**EXERCISE GOAL**
Read the listing below and copy out every line that holds "What".

**RECORDS SUPPLIED**
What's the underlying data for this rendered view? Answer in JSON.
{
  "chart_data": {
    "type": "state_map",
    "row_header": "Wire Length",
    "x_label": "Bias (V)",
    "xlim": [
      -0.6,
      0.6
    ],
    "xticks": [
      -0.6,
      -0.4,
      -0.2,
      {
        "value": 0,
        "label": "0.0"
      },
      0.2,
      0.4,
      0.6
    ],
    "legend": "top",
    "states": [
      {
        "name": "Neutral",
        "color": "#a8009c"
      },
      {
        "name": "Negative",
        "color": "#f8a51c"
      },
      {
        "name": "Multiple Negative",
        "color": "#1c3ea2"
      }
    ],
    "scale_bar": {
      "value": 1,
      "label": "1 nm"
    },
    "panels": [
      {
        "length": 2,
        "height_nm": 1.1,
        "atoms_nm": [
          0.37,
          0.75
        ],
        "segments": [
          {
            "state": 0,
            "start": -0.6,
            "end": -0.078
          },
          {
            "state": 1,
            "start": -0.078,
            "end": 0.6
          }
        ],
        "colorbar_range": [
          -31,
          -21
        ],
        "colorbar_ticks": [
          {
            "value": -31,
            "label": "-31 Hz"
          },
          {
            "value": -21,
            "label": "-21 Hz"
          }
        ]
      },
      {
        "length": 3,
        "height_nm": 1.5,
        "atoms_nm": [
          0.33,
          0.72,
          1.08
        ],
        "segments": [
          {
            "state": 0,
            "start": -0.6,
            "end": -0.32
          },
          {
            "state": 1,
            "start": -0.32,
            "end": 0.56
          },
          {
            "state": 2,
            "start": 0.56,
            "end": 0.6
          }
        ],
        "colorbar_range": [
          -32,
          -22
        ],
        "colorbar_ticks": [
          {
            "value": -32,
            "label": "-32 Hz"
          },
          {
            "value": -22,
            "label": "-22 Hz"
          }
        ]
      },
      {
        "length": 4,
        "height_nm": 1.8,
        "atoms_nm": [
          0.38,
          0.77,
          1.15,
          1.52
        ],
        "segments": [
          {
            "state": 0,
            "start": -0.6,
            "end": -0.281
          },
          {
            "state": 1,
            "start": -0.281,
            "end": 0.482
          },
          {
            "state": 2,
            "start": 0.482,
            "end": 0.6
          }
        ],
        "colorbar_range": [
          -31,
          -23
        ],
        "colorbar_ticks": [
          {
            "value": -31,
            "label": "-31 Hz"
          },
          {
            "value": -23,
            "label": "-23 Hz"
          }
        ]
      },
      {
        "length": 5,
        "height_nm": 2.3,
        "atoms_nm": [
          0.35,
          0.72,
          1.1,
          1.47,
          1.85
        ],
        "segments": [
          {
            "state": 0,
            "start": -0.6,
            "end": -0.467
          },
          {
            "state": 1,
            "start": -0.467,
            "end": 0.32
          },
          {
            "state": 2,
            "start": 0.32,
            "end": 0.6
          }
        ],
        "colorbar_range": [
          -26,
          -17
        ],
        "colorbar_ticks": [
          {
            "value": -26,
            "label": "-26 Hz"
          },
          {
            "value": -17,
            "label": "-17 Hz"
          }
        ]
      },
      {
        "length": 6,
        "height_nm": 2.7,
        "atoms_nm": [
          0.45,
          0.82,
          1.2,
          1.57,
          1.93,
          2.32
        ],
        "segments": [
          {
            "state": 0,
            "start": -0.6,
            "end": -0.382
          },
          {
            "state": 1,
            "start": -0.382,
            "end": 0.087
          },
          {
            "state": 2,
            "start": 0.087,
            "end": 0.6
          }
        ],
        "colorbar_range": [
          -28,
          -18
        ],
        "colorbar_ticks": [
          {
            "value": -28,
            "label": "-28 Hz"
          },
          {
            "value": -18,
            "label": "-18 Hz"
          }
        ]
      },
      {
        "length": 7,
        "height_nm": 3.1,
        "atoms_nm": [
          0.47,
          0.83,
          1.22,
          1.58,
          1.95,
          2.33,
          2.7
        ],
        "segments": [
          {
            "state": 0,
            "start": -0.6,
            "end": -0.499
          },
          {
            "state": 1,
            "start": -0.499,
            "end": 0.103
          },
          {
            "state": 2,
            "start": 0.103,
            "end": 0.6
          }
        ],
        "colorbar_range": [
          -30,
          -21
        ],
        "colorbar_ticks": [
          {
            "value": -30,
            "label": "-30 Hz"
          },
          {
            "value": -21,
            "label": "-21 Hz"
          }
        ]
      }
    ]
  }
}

--

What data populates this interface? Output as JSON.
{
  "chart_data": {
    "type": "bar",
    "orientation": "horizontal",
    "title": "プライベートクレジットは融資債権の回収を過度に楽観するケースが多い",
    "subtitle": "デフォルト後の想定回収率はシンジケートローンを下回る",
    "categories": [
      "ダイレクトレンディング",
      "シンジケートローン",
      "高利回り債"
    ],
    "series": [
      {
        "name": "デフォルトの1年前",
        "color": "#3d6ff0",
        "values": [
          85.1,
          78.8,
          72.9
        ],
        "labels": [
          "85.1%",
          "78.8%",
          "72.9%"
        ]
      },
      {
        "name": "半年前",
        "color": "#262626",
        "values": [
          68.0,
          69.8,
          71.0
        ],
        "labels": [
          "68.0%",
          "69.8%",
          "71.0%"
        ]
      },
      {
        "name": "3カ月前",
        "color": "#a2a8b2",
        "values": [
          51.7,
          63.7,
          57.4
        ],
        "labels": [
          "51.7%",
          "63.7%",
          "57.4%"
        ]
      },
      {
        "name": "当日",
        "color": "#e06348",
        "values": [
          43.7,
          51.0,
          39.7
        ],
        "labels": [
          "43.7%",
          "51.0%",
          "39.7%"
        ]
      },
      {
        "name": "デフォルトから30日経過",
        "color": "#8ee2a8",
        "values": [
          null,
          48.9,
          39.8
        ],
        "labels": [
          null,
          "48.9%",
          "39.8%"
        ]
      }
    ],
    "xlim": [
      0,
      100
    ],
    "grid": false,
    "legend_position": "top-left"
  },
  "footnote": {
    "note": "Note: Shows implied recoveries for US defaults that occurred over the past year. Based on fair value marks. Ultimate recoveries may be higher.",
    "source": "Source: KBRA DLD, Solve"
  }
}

**SOLUTION FOR THIS EXERCISE**
What's the underlying data for this rendered view? Answer in JSON.
What data populates this interface? Output as JSON.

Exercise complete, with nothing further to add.